• [MATERIAL TO PROCESS]:
* Begin *

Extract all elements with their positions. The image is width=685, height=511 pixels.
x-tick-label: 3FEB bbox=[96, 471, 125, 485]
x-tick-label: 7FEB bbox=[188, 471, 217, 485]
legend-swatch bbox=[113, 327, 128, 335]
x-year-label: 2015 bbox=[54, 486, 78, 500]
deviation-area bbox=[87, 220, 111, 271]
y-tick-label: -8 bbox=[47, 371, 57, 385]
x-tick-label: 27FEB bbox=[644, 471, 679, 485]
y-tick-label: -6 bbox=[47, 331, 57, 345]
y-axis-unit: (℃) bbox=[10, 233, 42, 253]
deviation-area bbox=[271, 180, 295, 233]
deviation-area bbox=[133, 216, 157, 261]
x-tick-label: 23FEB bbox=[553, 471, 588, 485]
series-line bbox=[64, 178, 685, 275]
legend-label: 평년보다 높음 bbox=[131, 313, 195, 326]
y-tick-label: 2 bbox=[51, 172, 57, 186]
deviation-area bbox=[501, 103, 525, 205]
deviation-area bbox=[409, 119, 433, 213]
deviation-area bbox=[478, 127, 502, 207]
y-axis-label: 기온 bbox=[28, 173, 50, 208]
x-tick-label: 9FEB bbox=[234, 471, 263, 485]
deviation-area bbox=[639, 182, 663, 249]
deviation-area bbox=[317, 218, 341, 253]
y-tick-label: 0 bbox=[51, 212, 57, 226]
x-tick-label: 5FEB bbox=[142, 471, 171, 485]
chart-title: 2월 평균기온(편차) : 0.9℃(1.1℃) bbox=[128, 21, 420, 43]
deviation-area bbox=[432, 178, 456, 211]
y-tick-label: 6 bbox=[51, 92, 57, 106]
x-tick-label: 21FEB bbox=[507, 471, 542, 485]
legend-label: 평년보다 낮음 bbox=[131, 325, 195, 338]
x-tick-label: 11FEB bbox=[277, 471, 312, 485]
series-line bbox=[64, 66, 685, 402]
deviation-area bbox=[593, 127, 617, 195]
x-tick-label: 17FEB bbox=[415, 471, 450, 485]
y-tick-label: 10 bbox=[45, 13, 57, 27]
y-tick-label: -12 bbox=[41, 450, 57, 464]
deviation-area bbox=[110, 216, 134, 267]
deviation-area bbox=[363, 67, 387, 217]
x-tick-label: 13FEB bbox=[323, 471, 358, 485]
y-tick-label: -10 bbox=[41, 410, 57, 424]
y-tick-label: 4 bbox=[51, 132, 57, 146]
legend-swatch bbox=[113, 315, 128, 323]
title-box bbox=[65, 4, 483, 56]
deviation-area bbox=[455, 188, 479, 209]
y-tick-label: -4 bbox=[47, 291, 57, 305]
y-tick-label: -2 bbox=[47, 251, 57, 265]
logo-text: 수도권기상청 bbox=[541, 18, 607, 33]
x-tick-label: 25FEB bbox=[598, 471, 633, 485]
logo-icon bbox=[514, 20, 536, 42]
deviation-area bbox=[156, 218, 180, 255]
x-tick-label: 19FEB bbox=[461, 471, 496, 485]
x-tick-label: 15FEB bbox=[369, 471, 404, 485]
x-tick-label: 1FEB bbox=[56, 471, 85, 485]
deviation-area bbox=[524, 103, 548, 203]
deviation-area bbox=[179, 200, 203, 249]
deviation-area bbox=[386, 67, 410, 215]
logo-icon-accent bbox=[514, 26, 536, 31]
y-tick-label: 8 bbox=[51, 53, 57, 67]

* End *

Count the rows above that contain the string "line", and reply with the number alone.

• [REPLY]: 2